§ EXERCISE PROMPT
In the entries below, find the lines that contain the word "FAMIP" and copy them.

- - - - -

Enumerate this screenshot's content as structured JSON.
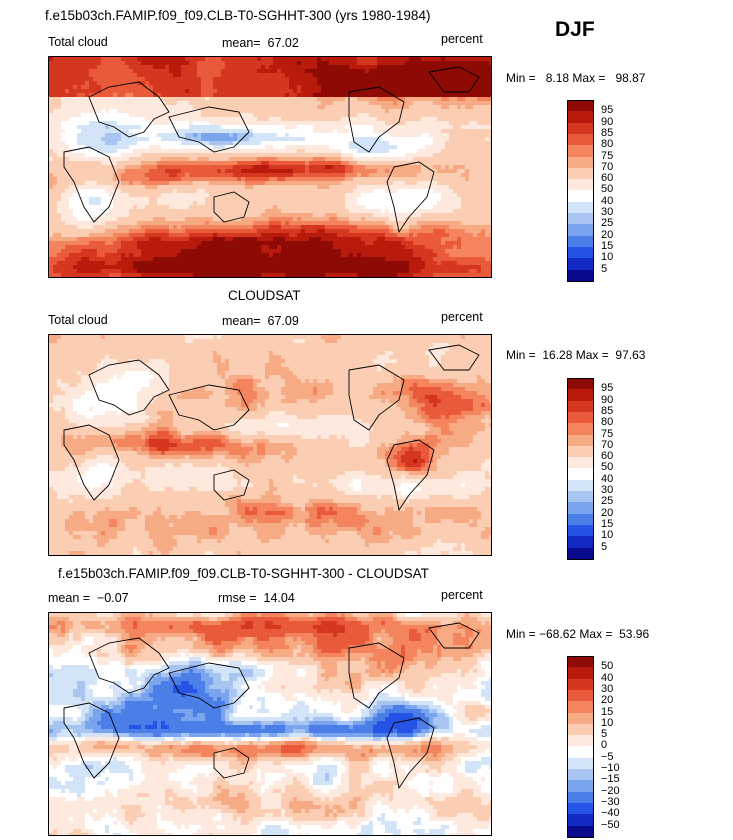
{
  "season": "DJF",
  "colors": {
    "pos": [
      "#fde9dd",
      "#fcd2b8",
      "#f9b08c",
      "#f68a66",
      "#ee6342",
      "#e0432a",
      "#cc2a18",
      "#b3180a",
      "#8c0a05"
    ],
    "neg": [
      "#dce9f7",
      "#b9d2f0",
      "#95b8ec",
      "#6f9beb",
      "#4a7ce8",
      "#2c5ee6",
      "#1a3fd0",
      "#0f25a8",
      "#061272"
    ],
    "pct_scale": [
      "#0a0a8c",
      "#1329c4",
      "#2453e6",
      "#4c7ee8",
      "#7aa4ed",
      "#a8c5f2",
      "#d3e3f8",
      "#ffffff",
      "#fde9dd",
      "#fbcdb2",
      "#f7ab85",
      "#f3845e",
      "#e95a3a",
      "#d5361f",
      "#b81a0c",
      "#8e0a04"
    ],
    "diff_scale": [
      "#0a0a8c",
      "#1329c4",
      "#2453e6",
      "#4c7ee8",
      "#7aa4ed",
      "#a8c5f2",
      "#d3e3f8",
      "#ffffff",
      "#fde9dd",
      "#fbcdb2",
      "#f7ab85",
      "#f3845e",
      "#e95a3a",
      "#d5361f",
      "#b81a0c",
      "#8e0a04"
    ]
  },
  "chart_data": [
    {
      "type": "heatmap",
      "title": "f.e15b03ch.FAMIP.f09_f09.CLB-T0-SGHHT-300 (yrs 1980-1984)",
      "variable": "Total cloud",
      "mean_label": "mean=",
      "mean": "67.02",
      "units": "percent",
      "min_label": "Min =",
      "min": "8.18",
      "max_label": "Max =",
      "max": "98.87",
      "levels": [
        "95",
        "90",
        "85",
        "80",
        "75",
        "70",
        "60",
        "50",
        "40",
        "30",
        "25",
        "20",
        "15",
        "10",
        "5"
      ],
      "field": "model"
    },
    {
      "type": "heatmap",
      "title": "CLOUDSAT",
      "variable": "Total cloud",
      "mean_label": "mean=",
      "mean": "67.09",
      "units": "percent",
      "min_label": "Min =",
      "min": "16.28",
      "max_label": "Max =",
      "max": "97.63",
      "levels": [
        "95",
        "90",
        "85",
        "80",
        "75",
        "70",
        "60",
        "50",
        "40",
        "30",
        "25",
        "20",
        "15",
        "10",
        "5"
      ],
      "field": "obs"
    },
    {
      "type": "heatmap",
      "title": "f.e15b03ch.FAMIP.f09_f09.CLB-T0-SGHHT-300 - CLOUDSAT",
      "mean_label": "mean =",
      "mean": "−0.07",
      "rmse_label": "rmse =",
      "rmse": "14.04",
      "units": "percent",
      "min_label": "Min =",
      "min": "−68.62",
      "max_label": "Max =",
      "max": "53.96",
      "levels": [
        "50",
        "40",
        "30",
        "20",
        "15",
        "10",
        "5",
        "0",
        "−5",
        "−10",
        "−15",
        "−20",
        "−30",
        "−40",
        "−50"
      ],
      "field": "diff"
    }
  ]
}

- - - - -

§ CORRECT RESPONSE
      "title": "f.e15b03ch.FAMIP.f09_f09.CLB-T0-SGHHT-300 (yrs 1980-1984)",
      "title": "f.e15b03ch.FAMIP.f09_f09.CLB-T0-SGHHT-300 - CLOUDSAT",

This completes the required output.